Case No. RR272-00247

February 25, 1997

DECISION AND ORDER

OF THE DEPARTMENT OF ENERGY

Motion for Reconsideration

Name of Applicant: Allied Signal, Inc.

Date of Filing: September 11, 1996

Case Number: RR272-247

On July 1, 1996, the Office of Hearings and Appeals (OHA) of the Department of Energy (DOE) granted an Application for Refund for part of the volume claimed by Allied Signal, Inc. (Case No. RF272- 77990). Allied Signal now requests in this Motion for Reconsideration that we grant a refund for the remaining volume. As explained below, we will partially grant the Motion for Reconsideration.

Allied Signal applied for a refund based on its purchases of petroleum products during the crude oil price control period (August 19, 1973 through January 27, 1981). In its Application, Allied Signal estimated it purchased 327,870,000 gallons of No. 2 Fuel Oil, 582,750,000 gallons of No. 6 Fuel Oil, and 748,694,000 gallons of cumene. In our July 1 Decision, we granted a refund to Allied Signal based upon its purchases of No. 2 and No. 6 Fuel Oils, but found that Allied Signal had not shown cumene to be a product that is eligible for a refund in this proceeding. Allied Signal's Motion for Reconsideration attempts to show that it should receive a refund for its purchases of cumene.

Allied Signal makes two arguments to show that it should receive a refund for cumene. These arguments are: 1) cumene meets the standard for eligibility established by DOE, and 2) even if cumene were not otherwise an eligible product, Allied Signal's contracts with its cumene suppliers during the 1973 - 1981 period tied cumene prices directly to the prices of benzene and fuel oil, such that crude oil overcharges were passed on to Allied Signal through the price of cumene.

Argument 1

The Office of Hearings and Appeals has adopted a standard for considering the products for which an applicant can claim a refund in this proceeding. In a Notice published in the Federal Register on July 10, 1992, we announced that we would accept applications based on products that were either (a) designated as covered products in regulations promulgated pursuant to the Emergency

Petroleum Allocation Act of 1973 (EPAA), 15 U.S.C. §§ 751-760; (b) purchased from a crude oil refinery; or (c) originated in a crude oil refinery and purchased from a reseller who did not substantially change the products' form.

□ □ □ □ □ □ □

## [Requirements]
1. Translate this sentence from the Allied Signal decision into Spanish: "Allied Signal now requests in this Motion for Reconsideration that we grant a refund for the remaining volume."
2. Echo the Allied Signal decision word for word, starting with "The Office of Hearings and Appeals has" and going on through "the products' form.".
3. According to the Allied Signal decision, what dates bound the crude oil price control period?

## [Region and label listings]
□ □ □ □ □ □ □

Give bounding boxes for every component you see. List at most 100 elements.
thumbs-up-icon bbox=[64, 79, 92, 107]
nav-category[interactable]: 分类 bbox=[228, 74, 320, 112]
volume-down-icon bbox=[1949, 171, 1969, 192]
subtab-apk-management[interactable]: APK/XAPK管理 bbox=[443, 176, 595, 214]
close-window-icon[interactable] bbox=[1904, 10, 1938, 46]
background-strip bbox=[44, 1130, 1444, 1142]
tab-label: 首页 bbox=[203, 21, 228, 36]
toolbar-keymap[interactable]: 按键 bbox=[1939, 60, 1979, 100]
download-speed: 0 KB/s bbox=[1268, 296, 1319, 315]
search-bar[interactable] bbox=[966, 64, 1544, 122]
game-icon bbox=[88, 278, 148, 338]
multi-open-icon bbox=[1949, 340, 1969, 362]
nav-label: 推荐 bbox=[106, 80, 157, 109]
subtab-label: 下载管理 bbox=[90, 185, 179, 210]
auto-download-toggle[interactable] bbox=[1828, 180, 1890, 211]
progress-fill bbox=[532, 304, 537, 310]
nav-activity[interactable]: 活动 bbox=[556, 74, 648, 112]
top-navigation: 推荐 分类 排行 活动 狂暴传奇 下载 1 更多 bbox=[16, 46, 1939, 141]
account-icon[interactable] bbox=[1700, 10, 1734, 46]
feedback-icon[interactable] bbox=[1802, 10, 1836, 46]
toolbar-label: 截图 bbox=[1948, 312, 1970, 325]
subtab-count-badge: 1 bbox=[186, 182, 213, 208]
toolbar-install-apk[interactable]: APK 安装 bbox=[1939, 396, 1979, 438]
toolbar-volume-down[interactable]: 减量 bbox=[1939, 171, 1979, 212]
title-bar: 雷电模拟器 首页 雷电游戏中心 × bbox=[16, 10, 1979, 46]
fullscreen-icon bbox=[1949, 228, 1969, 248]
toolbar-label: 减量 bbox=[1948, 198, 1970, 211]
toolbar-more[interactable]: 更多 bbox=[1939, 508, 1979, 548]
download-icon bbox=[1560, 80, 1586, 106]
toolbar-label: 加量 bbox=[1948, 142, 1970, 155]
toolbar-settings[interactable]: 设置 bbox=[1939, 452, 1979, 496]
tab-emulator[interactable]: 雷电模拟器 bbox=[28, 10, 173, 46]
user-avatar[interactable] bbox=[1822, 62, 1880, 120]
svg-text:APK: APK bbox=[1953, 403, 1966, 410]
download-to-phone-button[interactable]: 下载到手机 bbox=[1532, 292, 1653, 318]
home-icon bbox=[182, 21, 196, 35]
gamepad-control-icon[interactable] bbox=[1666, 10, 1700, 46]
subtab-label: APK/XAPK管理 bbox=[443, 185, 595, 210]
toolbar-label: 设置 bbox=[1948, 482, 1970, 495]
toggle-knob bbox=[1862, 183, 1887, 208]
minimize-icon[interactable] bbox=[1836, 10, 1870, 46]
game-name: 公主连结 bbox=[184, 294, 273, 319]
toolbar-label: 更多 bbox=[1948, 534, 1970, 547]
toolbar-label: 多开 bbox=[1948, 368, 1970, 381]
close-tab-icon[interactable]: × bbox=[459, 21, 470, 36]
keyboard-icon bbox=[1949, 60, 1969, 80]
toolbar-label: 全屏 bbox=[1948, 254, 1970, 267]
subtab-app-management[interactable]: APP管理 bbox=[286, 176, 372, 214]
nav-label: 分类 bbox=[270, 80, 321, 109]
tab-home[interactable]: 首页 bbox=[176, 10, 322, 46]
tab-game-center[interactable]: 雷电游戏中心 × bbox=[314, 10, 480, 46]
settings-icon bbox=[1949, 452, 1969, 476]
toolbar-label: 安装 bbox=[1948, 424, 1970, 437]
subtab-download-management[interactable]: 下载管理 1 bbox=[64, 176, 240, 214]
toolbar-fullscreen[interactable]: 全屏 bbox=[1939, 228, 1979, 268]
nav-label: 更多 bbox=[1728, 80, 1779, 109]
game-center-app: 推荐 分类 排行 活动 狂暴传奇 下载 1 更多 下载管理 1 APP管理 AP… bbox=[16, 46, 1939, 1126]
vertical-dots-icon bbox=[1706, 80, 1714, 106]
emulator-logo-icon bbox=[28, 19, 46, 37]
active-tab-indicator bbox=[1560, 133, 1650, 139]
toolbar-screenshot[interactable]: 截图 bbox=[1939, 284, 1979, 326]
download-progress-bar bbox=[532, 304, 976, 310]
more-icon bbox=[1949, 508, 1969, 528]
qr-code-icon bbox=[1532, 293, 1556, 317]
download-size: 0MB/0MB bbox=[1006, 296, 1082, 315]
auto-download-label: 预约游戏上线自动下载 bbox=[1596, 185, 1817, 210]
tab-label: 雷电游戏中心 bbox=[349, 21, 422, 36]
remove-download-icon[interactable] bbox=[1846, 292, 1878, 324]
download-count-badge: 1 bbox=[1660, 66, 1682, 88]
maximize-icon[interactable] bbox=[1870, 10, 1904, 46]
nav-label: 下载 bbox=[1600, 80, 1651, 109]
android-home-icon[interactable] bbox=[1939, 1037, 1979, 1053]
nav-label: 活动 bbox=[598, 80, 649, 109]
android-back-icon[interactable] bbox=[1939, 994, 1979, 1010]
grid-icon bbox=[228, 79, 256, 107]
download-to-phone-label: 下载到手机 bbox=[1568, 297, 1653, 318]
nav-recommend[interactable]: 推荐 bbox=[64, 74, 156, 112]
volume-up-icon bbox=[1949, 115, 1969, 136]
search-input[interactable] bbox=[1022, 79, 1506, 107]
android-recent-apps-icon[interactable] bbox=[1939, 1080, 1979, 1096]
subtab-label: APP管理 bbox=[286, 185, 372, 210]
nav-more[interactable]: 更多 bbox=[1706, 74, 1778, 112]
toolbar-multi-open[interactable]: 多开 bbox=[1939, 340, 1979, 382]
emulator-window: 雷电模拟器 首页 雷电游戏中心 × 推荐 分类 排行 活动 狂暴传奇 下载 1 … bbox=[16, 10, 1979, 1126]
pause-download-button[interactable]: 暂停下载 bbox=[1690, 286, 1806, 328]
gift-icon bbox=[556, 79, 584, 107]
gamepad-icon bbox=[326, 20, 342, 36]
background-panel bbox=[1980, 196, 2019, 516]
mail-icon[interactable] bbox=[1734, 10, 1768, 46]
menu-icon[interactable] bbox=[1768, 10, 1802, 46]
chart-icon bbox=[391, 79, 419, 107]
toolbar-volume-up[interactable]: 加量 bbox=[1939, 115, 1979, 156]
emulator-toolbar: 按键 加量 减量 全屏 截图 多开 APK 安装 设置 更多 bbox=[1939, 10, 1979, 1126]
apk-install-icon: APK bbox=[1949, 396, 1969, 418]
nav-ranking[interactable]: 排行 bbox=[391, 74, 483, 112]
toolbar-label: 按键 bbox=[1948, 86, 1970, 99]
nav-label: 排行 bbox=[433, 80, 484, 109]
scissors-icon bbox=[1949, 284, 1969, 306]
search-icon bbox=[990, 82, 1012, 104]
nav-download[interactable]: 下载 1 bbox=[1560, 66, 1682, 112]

□ □ □ □ □ □ □

## [Task-by-task results]
1. Allied Signal solicita ahora en esta Moción de Reconsideración que concedamos un reembolso por el volumen restante.

2.
The Office of Hearings and Appeals has adopted a standard for considering the products for which an applicant can claim a refund in this proceeding. In a Notice published in the Federal Register on July 10, 1992, we announced that we would accept applications based on products that were either (a) designated as covered products in regulations promulgated pursuant to the Emergency

Petroleum Allocation Act of 1973 (EPAA), 15 U.S.C. §§ 751-760; (b) purchased from a crude oil refinery; or (c) originated in a crude oil refinery and purchased from a reseller who did not substantially change the products' form.

3. August 19, 1973 through January 27, 1981.